====== SUPPLIED INFORMATION ======

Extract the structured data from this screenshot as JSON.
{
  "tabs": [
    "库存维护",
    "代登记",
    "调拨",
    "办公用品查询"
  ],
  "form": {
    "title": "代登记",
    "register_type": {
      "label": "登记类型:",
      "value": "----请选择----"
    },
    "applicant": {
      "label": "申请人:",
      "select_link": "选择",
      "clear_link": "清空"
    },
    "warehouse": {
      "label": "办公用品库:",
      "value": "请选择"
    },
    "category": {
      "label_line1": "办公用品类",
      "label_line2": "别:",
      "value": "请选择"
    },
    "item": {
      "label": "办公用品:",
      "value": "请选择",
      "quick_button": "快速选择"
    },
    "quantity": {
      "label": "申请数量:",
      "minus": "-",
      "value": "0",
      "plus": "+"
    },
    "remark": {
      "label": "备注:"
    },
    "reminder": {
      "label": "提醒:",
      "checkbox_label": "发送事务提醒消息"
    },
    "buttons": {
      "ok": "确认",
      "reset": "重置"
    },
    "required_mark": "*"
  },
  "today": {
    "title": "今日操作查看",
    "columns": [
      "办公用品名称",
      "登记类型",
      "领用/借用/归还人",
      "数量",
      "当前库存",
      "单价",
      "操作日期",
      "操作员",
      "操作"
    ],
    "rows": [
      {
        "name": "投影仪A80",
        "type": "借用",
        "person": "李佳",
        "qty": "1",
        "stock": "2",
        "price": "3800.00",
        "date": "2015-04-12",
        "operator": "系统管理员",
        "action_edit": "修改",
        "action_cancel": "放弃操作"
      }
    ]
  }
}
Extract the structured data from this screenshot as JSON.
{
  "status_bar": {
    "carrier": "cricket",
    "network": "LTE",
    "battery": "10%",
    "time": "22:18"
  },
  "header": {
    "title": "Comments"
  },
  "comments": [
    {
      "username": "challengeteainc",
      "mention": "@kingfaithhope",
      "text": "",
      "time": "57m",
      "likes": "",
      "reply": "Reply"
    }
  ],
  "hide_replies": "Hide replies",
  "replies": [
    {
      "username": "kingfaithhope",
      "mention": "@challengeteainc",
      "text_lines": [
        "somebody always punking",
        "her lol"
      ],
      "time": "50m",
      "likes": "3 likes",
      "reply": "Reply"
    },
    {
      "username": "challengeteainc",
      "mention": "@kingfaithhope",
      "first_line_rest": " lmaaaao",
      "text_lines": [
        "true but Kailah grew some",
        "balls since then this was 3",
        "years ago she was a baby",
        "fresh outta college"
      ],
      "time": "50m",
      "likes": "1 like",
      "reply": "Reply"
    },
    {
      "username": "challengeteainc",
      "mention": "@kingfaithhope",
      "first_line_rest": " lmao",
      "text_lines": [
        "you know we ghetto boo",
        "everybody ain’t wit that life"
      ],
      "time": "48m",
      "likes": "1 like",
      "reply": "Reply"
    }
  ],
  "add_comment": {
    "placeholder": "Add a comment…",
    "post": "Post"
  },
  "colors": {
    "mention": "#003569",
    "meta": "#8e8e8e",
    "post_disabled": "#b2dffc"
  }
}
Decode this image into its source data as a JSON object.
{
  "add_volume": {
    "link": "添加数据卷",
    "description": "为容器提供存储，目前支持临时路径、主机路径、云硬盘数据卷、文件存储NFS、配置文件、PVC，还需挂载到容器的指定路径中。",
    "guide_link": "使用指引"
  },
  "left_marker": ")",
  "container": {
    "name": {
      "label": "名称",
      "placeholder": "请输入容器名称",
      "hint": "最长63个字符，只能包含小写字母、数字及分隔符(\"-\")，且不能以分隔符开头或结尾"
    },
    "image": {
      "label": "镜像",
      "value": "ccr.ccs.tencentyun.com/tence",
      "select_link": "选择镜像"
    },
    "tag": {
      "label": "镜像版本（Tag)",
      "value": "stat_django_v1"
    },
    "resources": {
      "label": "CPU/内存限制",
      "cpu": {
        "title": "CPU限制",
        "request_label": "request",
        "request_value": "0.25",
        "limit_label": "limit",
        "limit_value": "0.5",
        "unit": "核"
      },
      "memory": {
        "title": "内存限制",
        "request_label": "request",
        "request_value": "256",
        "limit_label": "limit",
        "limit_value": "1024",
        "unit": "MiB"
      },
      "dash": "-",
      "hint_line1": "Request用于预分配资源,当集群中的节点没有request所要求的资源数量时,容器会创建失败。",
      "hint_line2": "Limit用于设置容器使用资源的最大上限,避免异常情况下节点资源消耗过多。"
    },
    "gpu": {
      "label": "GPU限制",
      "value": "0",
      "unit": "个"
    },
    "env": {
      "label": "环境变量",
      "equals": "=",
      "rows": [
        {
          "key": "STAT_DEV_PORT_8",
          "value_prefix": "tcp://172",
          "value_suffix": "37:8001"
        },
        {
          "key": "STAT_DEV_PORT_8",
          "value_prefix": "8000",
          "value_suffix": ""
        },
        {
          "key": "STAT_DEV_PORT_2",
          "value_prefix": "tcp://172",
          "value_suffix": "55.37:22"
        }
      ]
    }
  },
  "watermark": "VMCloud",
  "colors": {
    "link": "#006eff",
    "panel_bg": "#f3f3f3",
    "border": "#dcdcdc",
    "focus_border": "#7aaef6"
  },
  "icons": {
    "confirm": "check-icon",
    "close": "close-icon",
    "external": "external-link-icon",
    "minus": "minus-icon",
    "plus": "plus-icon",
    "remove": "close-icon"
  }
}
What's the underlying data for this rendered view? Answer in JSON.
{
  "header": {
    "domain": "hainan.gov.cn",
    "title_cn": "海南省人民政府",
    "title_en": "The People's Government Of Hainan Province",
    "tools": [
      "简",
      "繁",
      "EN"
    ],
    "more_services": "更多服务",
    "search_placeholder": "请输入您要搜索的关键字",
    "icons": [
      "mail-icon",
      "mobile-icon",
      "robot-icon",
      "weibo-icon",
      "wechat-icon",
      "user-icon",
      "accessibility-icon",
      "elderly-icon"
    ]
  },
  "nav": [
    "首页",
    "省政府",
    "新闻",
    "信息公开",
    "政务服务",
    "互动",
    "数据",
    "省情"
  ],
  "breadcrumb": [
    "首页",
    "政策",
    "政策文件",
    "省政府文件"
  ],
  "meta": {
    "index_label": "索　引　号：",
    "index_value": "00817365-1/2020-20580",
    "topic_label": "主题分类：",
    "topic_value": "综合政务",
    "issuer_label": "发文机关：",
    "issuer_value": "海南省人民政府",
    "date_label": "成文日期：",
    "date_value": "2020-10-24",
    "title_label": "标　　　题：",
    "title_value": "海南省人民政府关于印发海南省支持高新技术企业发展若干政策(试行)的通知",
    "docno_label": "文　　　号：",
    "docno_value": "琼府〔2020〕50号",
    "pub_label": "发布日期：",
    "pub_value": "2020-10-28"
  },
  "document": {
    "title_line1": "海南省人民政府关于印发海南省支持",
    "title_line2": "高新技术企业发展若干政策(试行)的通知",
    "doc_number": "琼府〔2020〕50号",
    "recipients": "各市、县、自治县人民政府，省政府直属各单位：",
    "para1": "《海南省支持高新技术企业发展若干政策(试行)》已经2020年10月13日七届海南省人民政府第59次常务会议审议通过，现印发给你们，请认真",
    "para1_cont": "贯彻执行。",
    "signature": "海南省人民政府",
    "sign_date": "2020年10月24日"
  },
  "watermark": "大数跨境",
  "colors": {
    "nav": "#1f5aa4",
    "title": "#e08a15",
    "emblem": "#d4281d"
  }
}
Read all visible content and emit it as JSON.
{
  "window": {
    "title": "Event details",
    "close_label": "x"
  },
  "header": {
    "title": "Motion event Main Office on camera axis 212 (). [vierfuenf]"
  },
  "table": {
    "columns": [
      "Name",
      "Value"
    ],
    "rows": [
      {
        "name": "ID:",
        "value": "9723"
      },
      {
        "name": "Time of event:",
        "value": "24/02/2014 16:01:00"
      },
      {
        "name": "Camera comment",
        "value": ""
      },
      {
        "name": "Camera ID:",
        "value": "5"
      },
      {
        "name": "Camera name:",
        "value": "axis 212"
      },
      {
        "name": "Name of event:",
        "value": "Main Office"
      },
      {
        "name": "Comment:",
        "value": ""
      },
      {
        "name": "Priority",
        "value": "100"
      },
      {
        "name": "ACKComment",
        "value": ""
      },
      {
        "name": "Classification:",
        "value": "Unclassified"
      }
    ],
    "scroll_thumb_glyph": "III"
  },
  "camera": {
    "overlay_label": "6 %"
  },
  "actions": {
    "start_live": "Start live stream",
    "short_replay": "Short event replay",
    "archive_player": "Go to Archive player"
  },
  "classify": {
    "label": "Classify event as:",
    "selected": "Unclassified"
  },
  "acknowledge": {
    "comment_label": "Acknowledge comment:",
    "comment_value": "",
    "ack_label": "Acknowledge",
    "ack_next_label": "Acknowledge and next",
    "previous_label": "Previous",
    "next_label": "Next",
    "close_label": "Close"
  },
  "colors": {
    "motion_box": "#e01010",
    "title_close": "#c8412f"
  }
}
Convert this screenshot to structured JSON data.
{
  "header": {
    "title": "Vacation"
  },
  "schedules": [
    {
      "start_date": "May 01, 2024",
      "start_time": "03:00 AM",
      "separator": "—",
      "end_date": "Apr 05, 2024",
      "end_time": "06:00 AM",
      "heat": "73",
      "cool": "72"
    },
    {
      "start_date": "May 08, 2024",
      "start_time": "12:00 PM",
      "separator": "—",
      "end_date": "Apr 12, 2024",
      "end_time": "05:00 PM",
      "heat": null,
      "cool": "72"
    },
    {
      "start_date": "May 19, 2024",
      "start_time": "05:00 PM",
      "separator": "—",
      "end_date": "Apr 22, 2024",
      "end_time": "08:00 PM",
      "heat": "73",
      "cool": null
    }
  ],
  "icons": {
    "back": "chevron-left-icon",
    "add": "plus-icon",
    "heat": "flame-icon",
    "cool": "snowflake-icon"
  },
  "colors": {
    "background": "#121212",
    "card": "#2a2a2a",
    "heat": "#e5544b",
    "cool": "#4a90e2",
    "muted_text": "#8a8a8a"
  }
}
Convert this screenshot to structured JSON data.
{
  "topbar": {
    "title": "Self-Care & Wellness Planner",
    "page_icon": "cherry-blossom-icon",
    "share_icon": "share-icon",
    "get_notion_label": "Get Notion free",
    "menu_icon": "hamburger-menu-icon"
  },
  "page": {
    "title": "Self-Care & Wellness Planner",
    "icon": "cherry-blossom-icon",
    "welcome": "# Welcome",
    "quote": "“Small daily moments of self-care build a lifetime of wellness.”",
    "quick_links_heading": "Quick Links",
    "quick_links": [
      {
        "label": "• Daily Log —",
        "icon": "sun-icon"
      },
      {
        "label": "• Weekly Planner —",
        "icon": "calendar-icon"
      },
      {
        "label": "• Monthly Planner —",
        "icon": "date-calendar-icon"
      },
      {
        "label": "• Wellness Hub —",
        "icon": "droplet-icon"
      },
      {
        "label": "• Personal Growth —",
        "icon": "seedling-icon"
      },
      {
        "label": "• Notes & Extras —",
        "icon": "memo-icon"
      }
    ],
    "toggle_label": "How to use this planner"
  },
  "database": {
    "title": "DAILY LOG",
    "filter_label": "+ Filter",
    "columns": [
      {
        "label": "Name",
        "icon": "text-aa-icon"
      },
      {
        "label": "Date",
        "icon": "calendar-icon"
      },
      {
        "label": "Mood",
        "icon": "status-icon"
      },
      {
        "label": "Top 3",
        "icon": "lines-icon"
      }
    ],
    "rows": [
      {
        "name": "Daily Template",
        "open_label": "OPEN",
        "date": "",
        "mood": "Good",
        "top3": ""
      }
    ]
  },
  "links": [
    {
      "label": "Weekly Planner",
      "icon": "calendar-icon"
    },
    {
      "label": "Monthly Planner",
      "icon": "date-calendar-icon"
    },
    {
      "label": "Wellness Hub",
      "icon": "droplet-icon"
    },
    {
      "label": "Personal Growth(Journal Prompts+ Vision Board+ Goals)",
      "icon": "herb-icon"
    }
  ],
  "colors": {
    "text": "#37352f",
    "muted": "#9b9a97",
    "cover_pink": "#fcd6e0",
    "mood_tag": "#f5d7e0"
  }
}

======

> [WHAT IS ASKED]: Within the entries above, how many lines contain "JSON"? Respond with the number only.

> [ANSWER TO THE TASK]: 7